STORED RECORDS

⟨

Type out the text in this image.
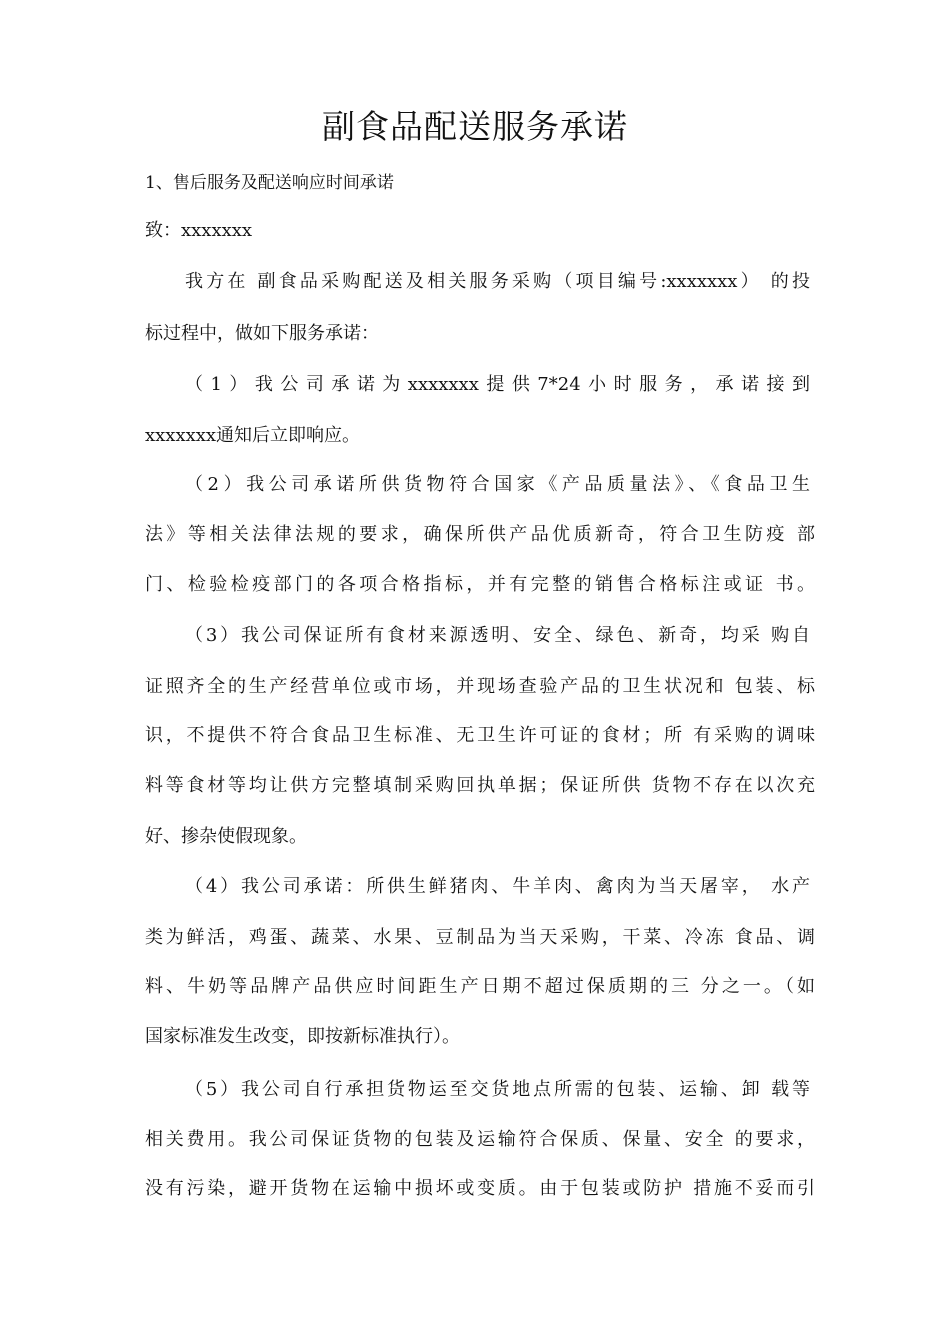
副食品配送服务承诺
1、售后服务及配送响应时间承诺
致：xxxxxxx
我方在 副食品采购配送及相关服务采购（项目编号:xxxxxxx） 的投
标过程中，做如下服务承诺：
（1）我公司承诺为xxxxxxx提供7*24小时服务，承诺接到
xxxxxxx通知后立即响应。
（2）我公司承诺所供货物符合国家《产品质量法》、《食品卫生
法》等相关法律法规的要求，确保所供产品优质新奇，符合卫生防疫 部
门、检验检疫部门的各项合格指标，并有完整的销售合格标注或证 书。
（3）我公司保证所有食材来源透明、安全、绿色、新奇，均采 购自
证照齐全的生产经营单位或市场，并现场查验产品的卫生状况和 包装、标
识，不提供不符合食品卫生标准、无卫生许可证的食材；所 有采购的调味
料等食材等均让供方完整填制采购回执单据；保证所供 货物不存在以次充
好、掺杂使假现象。
（4）我公司承诺：所供生鲜猪肉、牛羊肉、禽肉为当天屠宰， 水产
类为鲜活，鸡蛋、蔬菜、水果、豆制品为当天采购，干菜、冷冻 食品、调
料、牛奶等品牌产品供应时间距生产日期不超过保质期的三 分之一。（如
国家标准发生改变，即按新标准执行）。
（5）我公司自行承担货物运至交货地点所需的包装、运输、卸 载等
相关费用。我公司保证货物的包装及运输符合保质、保量、安全 的要求，
没有污染，避开货物在运输中损坏或变质。由于包装或防护 措施不妥而引
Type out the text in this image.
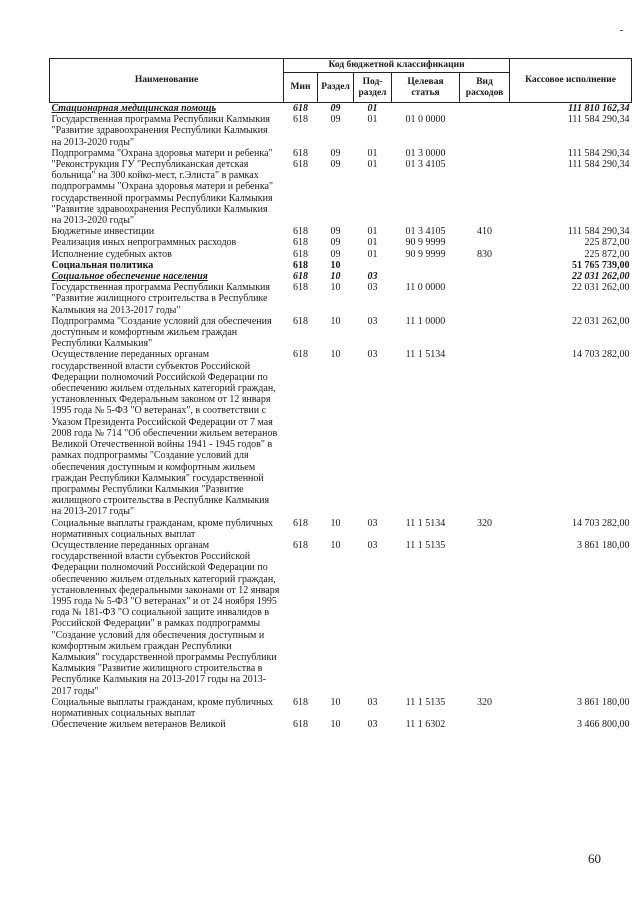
Наименование	Код бюджетной классификации					Кассовое исполнение
	Мин	Раздел	Под-раздел	Целевая статья	Вид расходов	
Стационарная медицинская помощь	618	09	01			111 810 162,34
Государственная программа Республики Калмыкия "Развитие здравоохранения Республики Калмыкия на 2013-2020 годы"	618	09	01	01 0 0000		111 584 290,34
Подпрограмма "Охрана здоровья матери и ребенка"	618	09	01	01 3 0000		111 584 290,34
"Реконструкция ГУ "Республиканская детская больница" на 300 койко-мест, г.Элиста" в рамках подпрограммы "Охрана здоровья матери и ребенка" государственной программы Республики Калмыкия "Развитие здравоохранения Республики Калмыкия на 2013-2020 годы"	618	09	01	01 3 4105		111 584 290,34
Бюджетные инвестиции	618	09	01	01 3 4105	410	111 584 290,34
Реализация иных непрограммных расходов	618	09	01	90 9 9999		225 872,00
Исполнение судебных актов	618	09	01	90 9 9999	830	225 872,00
Социальная политика	618	10				51 765 739,00
Социальное обеспечение населения	618	10	03			22 031 262,00
Государственная программа Республики Калмыкия "Развитие жилищного строительства в Республике Калмыкия на 2013-2017 годы"	618	10	03	11 0 0000		22 031 262,00
Подпрограмма "Создание условий для обеспечения доступным и комфортным жильем граждан Республики Калмыкия"	618	10	03	11 1 0000		22 031 262,00
Осуществление переданных органам государственной власти субъектов Российской Федерации полномочий Российской Федерации по обеспечению жильем отдельных категорий граждан, установленных Федеральным законом от 12 января 1995 года № 5-ФЗ "О ветеранах", в соответствии с Указом Президента Российской Федерации от 7 мая 2008 года № 714 "Об обеспечении жильем ветеранов Великой Отечественной войны 1941 - 1945 годов" в рамках подпрограммы "Создание условий для обеспечения доступным и комфортным жильем граждан Республики Калмыкия" государственной программы Республики Калмыкия "Развитие жилищного строительства в Республике Калмыкия на 2013-2017 годы"	618	10	03	11 1 5134		14 703 282,00
Социальные выплаты гражданам, кроме публичных нормативных социальных выплат	618	10	03	11 1 5134	320	14 703 282,00
Осуществление переданных органам государственной власти субъектов Российской Федерации полномочий Российской Федерации по обеспечению жильем отдельных категорий граждан, установленных федеральными законами от 12 января 1995 года № 5-ФЗ "О ветеранах" и от 24 ноября 1995 года № 181-ФЗ "О социальной защите инвалидов в Российской Федерации" в рамках подпрограммы "Создание условий для обеспечения доступным и комфортным жильем граждан Республики Калмыкия" государственной программы Республики Калмыкия "Развитие жилищного строительства в Республике Калмыкия на 2013-2017 годы на 2013-2017 годы"	618	10	03	11 1 5135		3 861 180,00
Социальные выплаты гражданам, кроме публичных нормативных социальных выплат	618	10	03	11 1 5135	320	3 861 180,00
Обеспечение жильем ветеранов Великой	618	10	03	11 1 6302		3 466 800,00
60
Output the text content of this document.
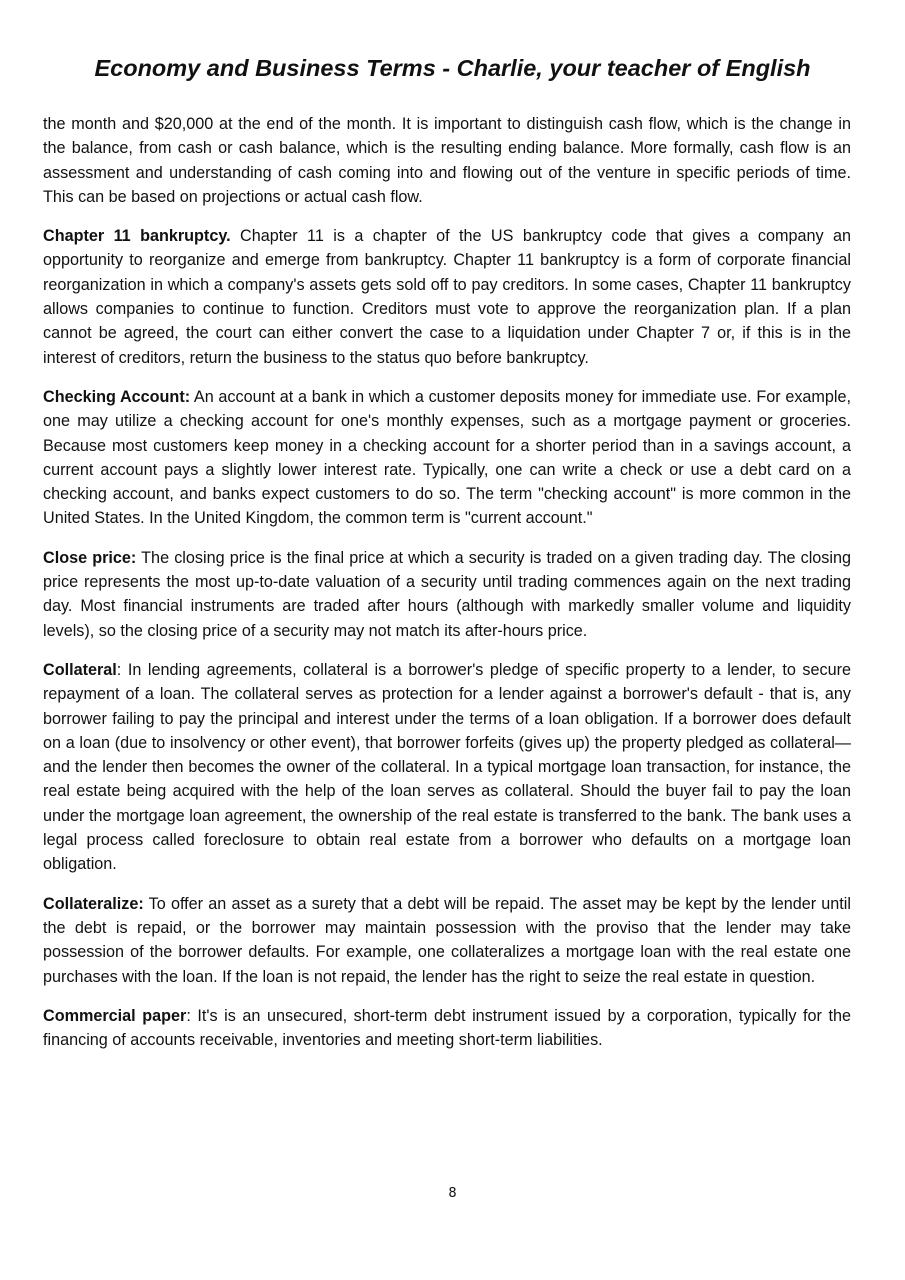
Economy and Business Terms - Charlie, your teacher of English

the month and $20,000 at the end of the month. It is important to distinguish cash flow, which is the change in the balance, from cash or cash balance, which is the resulting ending balance. More formally, cash flow is an assessment and understanding of cash coming into and flowing out of the venture in specific periods of time. This can be based on projections or actual cash flow.

Chapter 11 bankruptcy. Chapter 11 is a chapter of the US bankruptcy code that gives a company an opportunity to reorganize and emerge from bankruptcy. Chapter 11 bankruptcy is a form of corporate financial reorganization in which a company's assets gets sold off to pay creditors. In some cases, Chapter 11 bankruptcy allows companies to continue to function. Creditors must vote to approve the reorganization plan. If a plan cannot be agreed, the court can either convert the case to a liquidation under Chapter 7 or, if this is in the interest of creditors, return the business to the status quo before bankruptcy.

Checking Account: An account at a bank in which a customer deposits money for immediate use. For example, one may utilize a checking account for one's monthly expenses, such as a mortgage payment or groceries. Because most customers keep money in a checking account for a shorter period than in a savings account, a current account pays a slightly lower interest rate. Typically, one can write a check or use a debt card on a checking account, and banks expect customers to do so. The term "checking account" is more common in the United States. In the United Kingdom, the common term is "current account."

Close price: The closing price is the final price at which a security is traded on a given trading day. The closing price represents the most up-to-date valuation of a security until trading commences again on the next trading day. Most financial instruments are traded after hours (although with markedly smaller volume and liquidity levels), so the closing price of a security may not match its after-hours price.

Collateral: In lending agreements, collateral is a borrower's pledge of specific property to a lender, to secure repayment of a loan. The collateral serves as protection for a lender against a borrower's default - that is, any borrower failing to pay the principal and interest under the terms of a loan obligation. If a borrower does default on a loan (due to insolvency or other event), that borrower forfeits (gives up) the property pledged as collateral—and the lender then becomes the owner of the collateral. In a typical mortgage loan transaction, for instance, the real estate being acquired with the help of the loan serves as collateral. Should the buyer fail to pay the loan under the mortgage loan agreement, the ownership of the real estate is transferred to the bank. The bank uses a legal process called foreclosure to obtain real estate from a borrower who defaults on a mortgage loan obligation.

Collateralize: To offer an asset as a surety that a debt will be repaid. The asset may be kept by the lender until the debt is repaid, or the borrower may maintain possession with the proviso that the lender may take possession of the borrower defaults. For example, one collateralizes a mortgage loan with the real estate one purchases with the loan. If the loan is not repaid, the lender has the right to seize the real estate in question.

Commercial paper: It's is an unsecured, short-term debt instrument issued by a corporation, typically for the financing of accounts receivable, inventories and meeting short-term liabilities.

8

⟩

WRITTEN TASK
Every line of text is to be repeated exactly; pictures are left out.

RESULT OF THE TASK
Type out the text in this image.
副食品配送服务承诺
1、售后服务及配送响应时间承诺
致：xxxxxxx
我方在 副食品采购配送及相关服务采购（项目编号:xxxxxxx） 的投
标过程中，做如下服务承诺：
（1）我公司承诺为xxxxxxx提供7*24小时服务，承诺接到
xxxxxxx通知后立即响应。
（2）我公司承诺所供货物符合国家《产品质量法》、《食品卫生
法》等相关法律法规的要求，确保所供产品优质新奇，符合卫生防疫 部
门、检验检疫部门的各项合格指标，并有完整的销售合格标注或证 书。
（3）我公司保证所有食材来源透明、安全、绿色、新奇，均采 购自
证照齐全的生产经营单位或市场，并现场查验产品的卫生状况和 包装、标
识，不提供不符合食品卫生标准、无卫生许可证的食材；所 有采购的调味
料等食材等均让供方完整填制采购回执单据；保证所供 货物不存在以次充
好、掺杂使假现象。
（4）我公司承诺：所供生鲜猪肉、牛羊肉、禽肉为当天屠宰， 水产
类为鲜活，鸡蛋、蔬菜、水果、豆制品为当天采购，干菜、冷冻 食品、调
料、牛奶等品牌产品供应时间距生产日期不超过保质期的三 分之一。（如
国家标准发生改变，即按新标准执行）。
（5）我公司自行承担货物运至交货地点所需的包装、运输、卸 载等
相关费用。我公司保证货物的包装及运输符合保质、保量、安全 的要求，
没有污染，避开货物在运输中损坏或变质。由于包装或防护 措施不妥而引
Type out the text in this image.
Наименование	Код бюджетной классификации					Кассовое исполнение
	Мин	Раздел	Под-раздел	Целевая статья	Вид расходов	
Стационарная медицинская помощь	618	09	01			111 810 162,34
Государственная программа Республики Калмыкия "Развитие здравоохранения Республики Калмыкия на 2013-2020 годы"	618	09	01	01 0 0000		111 584 290,34
Подпрограмма "Охрана здоровья матери и ребенка"	618	09	01	01 3 0000		111 584 290,34
"Реконструкция ГУ "Республиканская детская больница" на 300 койко-мест, г.Элиста" в рамках подпрограммы "Охрана здоровья матери и ребенка" государственной программы Республики Калмыкия "Развитие здравоохранения Республики Калмыкия на 2013-2020 годы"	618	09	01	01 3 4105		111 584 290,34
Бюджетные инвестиции	618	09	01	01 3 4105	410	111 584 290,34
Реализация иных непрограммных расходов	618	09	01	90 9 9999		225 872,00
Исполнение судебных актов	618	09	01	90 9 9999	830	225 872,00
Социальная политика	618	10				51 765 739,00
Социальное обеспечение населения	618	10	03			22 031 262,00
Государственная программа Республики Калмыкия "Развитие жилищного строительства в Республике Калмыкия на 2013-2017 годы"	618	10	03	11 0 0000		22 031 262,00
Подпрограмма "Создание условий для обеспечения доступным и комфортным жильем граждан Республики Калмыкия"	618	10	03	11 1 0000		22 031 262,00
Осуществление переданных органам государственной власти субъектов Российской Федерации полномочий Российской Федерации по обеспечению жильем отдельных категорий граждан, установленных Федеральным законом от 12 января 1995 года № 5-ФЗ "О ветеранах", в соответствии с Указом Президента Российской Федерации от 7 мая 2008 года № 714 "Об обеспечении жильем ветеранов Великой Отечественной войны 1941 - 1945 годов" в рамках подпрограммы "Создание условий для обеспечения доступным и комфортным жильем граждан Республики Калмыкия" государственной программы Республики Калмыкия "Развитие жилищного строительства в Республике Калмыкия на 2013-2017 годы"	618	10	03	11 1 5134		14 703 282,00
Социальные выплаты гражданам, кроме публичных нормативных социальных выплат	618	10	03	11 1 5134	320	14 703 282,00
Осуществление переданных органам государственной власти субъектов Российской Федерации полномочий Российской Федерации по обеспечению жильем отдельных категорий граждан, установленных федеральными законами от 12 января 1995 года № 5-ФЗ "О ветеранах" и от 24 ноября 1995 года № 181-ФЗ "О социальной защите инвалидов в Российской Федерации" в рамках подпрограммы "Создание условий для обеспечения доступным и комфортным жильем граждан Республики Калмыкия" государственной программы Республики Калмыкия "Развитие жилищного строительства в Республике Калмыкия на 2013-2017 годы на 2013-2017 годы"	618	10	03	11 1 5135		3 861 180,00
Социальные выплаты гражданам, кроме публичных нормативных социальных выплат	618	10	03	11 1 5135	320	3 861 180,00
Обеспечение жильем ветеранов Великой	618	10	03	11 1 6302		3 466 800,00
60
Output the text content of this document.
Economy and Business Terms - Charlie, your teacher of English

the month and $20,000 at the end of the month. It is important to distinguish cash flow, which is the change in the balance, from cash or cash balance, which is the resulting ending balance. More formally, cash flow is an assessment and understanding of cash coming into and flowing out of the venture in specific periods of time. This can be based on projections or actual cash flow.

Chapter 11 bankruptcy. Chapter 11 is a chapter of the US bankruptcy code that gives a company an opportunity to reorganize and emerge from bankruptcy. Chapter 11 bankruptcy is a form of corporate financial reorganization in which a company's assets gets sold off to pay creditors. In some cases, Chapter 11 bankruptcy allows companies to continue to function. Creditors must vote to approve the reorganization plan. If a plan cannot be agreed, the court can either convert the case to a liquidation under Chapter 7 or, if this is in the interest of creditors, return the business to the status quo before bankruptcy.

Checking Account: An account at a bank in which a customer deposits money for immediate use. For example, one may utilize a checking account for one's monthly expenses, such as a mortgage payment or groceries. Because most customers keep money in a checking account for a shorter period than in a savings account, a current account pays a slightly lower interest rate. Typically, one can write a check or use a debt card on a checking account, and banks expect customers to do so. The term "checking account" is more common in the United States. In the United Kingdom, the common term is "current account."

Close price: The closing price is the final price at which a security is traded on a given trading day. The closing price represents the most up-to-date valuation of a security until trading commences again on the next trading day. Most financial instruments are traded after hours (although with markedly smaller volume and liquidity levels), so the closing price of a security may not match its after-hours price.

Collateral: In lending agreements, collateral is a borrower's pledge of specific property to a lender, to secure repayment of a loan. The collateral serves as protection for a lender against a borrower's default - that is, any borrower failing to pay the principal and interest under the terms of a loan obligation. If a borrower does default on a loan (due to insolvency or other event), that borrower forfeits (gives up) the property pledged as collateral—and the lender then becomes the owner of the collateral. In a typical mortgage loan transaction, for instance, the real estate being acquired with the help of the loan serves as collateral. Should the buyer fail to pay the loan under the mortgage loan agreement, the ownership of the real estate is transferred to the bank. The bank uses a legal process called foreclosure to obtain real estate from a borrower who defaults on a mortgage loan obligation.

Collateralize: To offer an asset as a surety that a debt will be repaid. The asset may be kept by the lender until the debt is repaid, or the borrower may maintain possession with the proviso that the lender may take possession of the borrower defaults. For example, one collateralizes a mortgage loan with the real estate one purchases with the loan. If the loan is not repaid, the lender has the right to seize the real estate in question.

Commercial paper: It's is an unsecured, short-term debt instrument issued by a corporation, typically for the financing of accounts receivable, inventories and meeting short-term liabilities.

8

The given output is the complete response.